◆ Work to complete ◆
Every line of the records must be repeated exactly; pictures stay out.

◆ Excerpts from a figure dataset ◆
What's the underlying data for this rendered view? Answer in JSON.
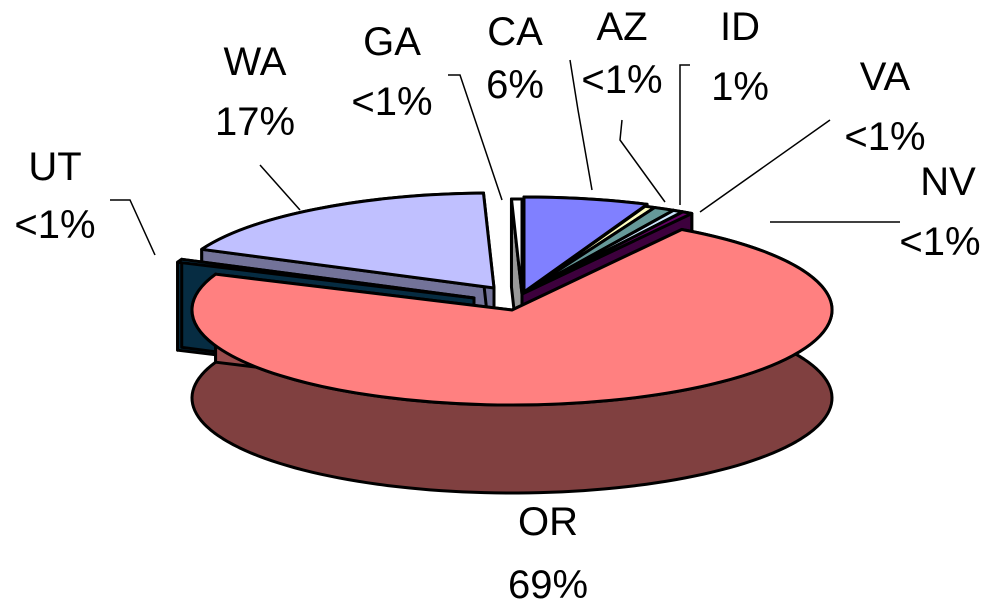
{
  "chart_data": {
    "type": "pie",
    "style": "3d-exploded",
    "categories": [
      "CA",
      "AZ",
      "ID",
      "VA",
      "NV",
      "OR",
      "UT",
      "WA",
      "GA"
    ],
    "values": [
      6,
      0.5,
      1,
      0.5,
      0.5,
      69,
      0.5,
      17,
      0.5
    ],
    "data_labels": [
      "6%",
      "<1%",
      "1%",
      "<1%",
      "<1%",
      "69%",
      "<1%",
      "17%",
      "<1%"
    ],
    "colors": [
      "#8080ff",
      "#ffffc0",
      "#669999",
      "#cce6ff",
      "#660066",
      "#ff8080",
      "#0a4a6e",
      "#c0c0ff",
      "#ffffff"
    ],
    "legend": "none",
    "title": ""
  }
}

◆ Solution for this exercise ◆
What's the underlying data for this rendered view? Answer in JSON.
{
  "chart_data": {
    "type": "pie",
    "style": "3d-exploded",
    "categories": [
      "CA",
      "AZ",
      "ID",
      "VA",
      "NV",
      "OR",
      "UT",
      "WA",
      "GA"
    ],
    "values": [
      6,
      0.5,
      1,
      0.5,
      0.5,
      69,
      0.5,
      17,
      0.5
    ],
    "data_labels": [
      "6%",
      "<1%",
      "1%",
      "<1%",
      "<1%",
      "69%",
      "<1%",
      "17%",
      "<1%"
    ],
    "colors": [
      "#8080ff",
      "#ffffc0",
      "#669999",
      "#cce6ff",
      "#660066",
      "#ff8080",
      "#0a4a6e",
      "#c0c0ff",
      "#ffffff"
    ],
    "legend": "none",
    "title": ""
  }
}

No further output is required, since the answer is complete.